* Written instruction
Reproduce the entries word for word, and omit any picture you find in them.

::::::

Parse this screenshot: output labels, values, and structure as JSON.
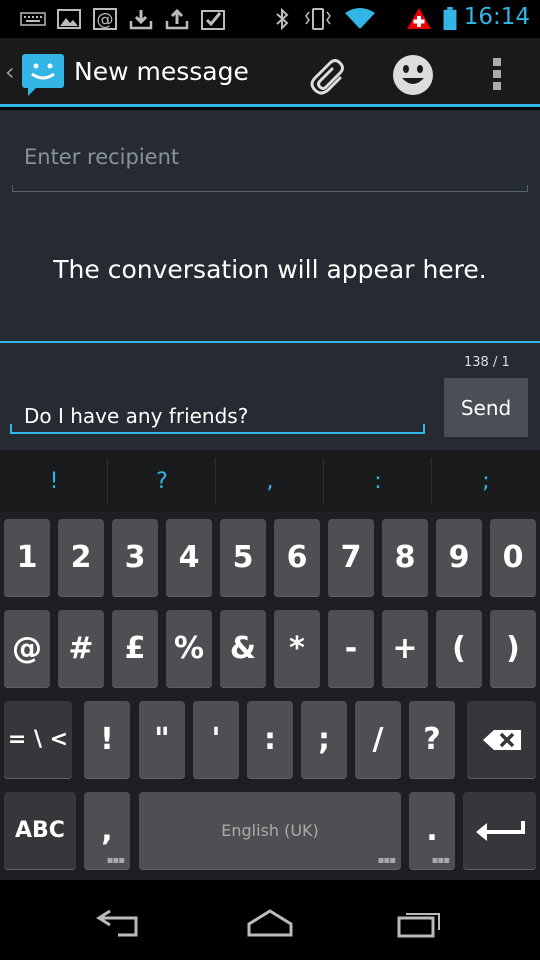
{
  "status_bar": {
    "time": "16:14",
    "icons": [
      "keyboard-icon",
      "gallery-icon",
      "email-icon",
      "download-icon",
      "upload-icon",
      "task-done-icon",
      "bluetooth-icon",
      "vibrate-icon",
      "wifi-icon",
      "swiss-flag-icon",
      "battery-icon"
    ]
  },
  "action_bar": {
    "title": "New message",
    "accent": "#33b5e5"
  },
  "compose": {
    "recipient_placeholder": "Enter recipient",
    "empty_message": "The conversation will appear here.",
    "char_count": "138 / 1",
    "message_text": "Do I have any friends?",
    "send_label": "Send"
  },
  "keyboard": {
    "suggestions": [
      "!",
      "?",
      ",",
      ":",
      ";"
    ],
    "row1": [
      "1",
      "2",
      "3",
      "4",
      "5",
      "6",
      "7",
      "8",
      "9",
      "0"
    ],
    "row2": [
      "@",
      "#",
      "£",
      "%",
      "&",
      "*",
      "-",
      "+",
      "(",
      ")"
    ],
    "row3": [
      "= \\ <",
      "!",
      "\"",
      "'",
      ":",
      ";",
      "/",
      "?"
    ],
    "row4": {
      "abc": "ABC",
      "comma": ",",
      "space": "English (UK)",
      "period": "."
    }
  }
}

::::::

* Solution for this problem
Parse this screenshot: output labels, values, and structure as JSON.
{
  "status_bar": {
    "time": "16:14",
    "icons": [
      "keyboard-icon",
      "gallery-icon",
      "email-icon",
      "download-icon",
      "upload-icon",
      "task-done-icon",
      "bluetooth-icon",
      "vibrate-icon",
      "wifi-icon",
      "swiss-flag-icon",
      "battery-icon"
    ]
  },
  "action_bar": {
    "title": "New message",
    "accent": "#33b5e5"
  },
  "compose": {
    "recipient_placeholder": "Enter recipient",
    "empty_message": "The conversation will appear here.",
    "char_count": "138 / 1",
    "message_text": "Do I have any friends?",
    "send_label": "Send"
  },
  "keyboard": {
    "suggestions": [
      "!",
      "?",
      ",",
      ":",
      ";"
    ],
    "row1": [
      "1",
      "2",
      "3",
      "4",
      "5",
      "6",
      "7",
      "8",
      "9",
      "0"
    ],
    "row2": [
      "@",
      "#",
      "£",
      "%",
      "&",
      "*",
      "-",
      "+",
      "(",
      ")"
    ],
    "row3": [
      "= \\ <",
      "!",
      "\"",
      "'",
      ":",
      ";",
      "/",
      "?"
    ],
    "row4": {
      "abc": "ABC",
      "comma": ",",
      "space": "English (UK)",
      "period": "."
    }
  }
}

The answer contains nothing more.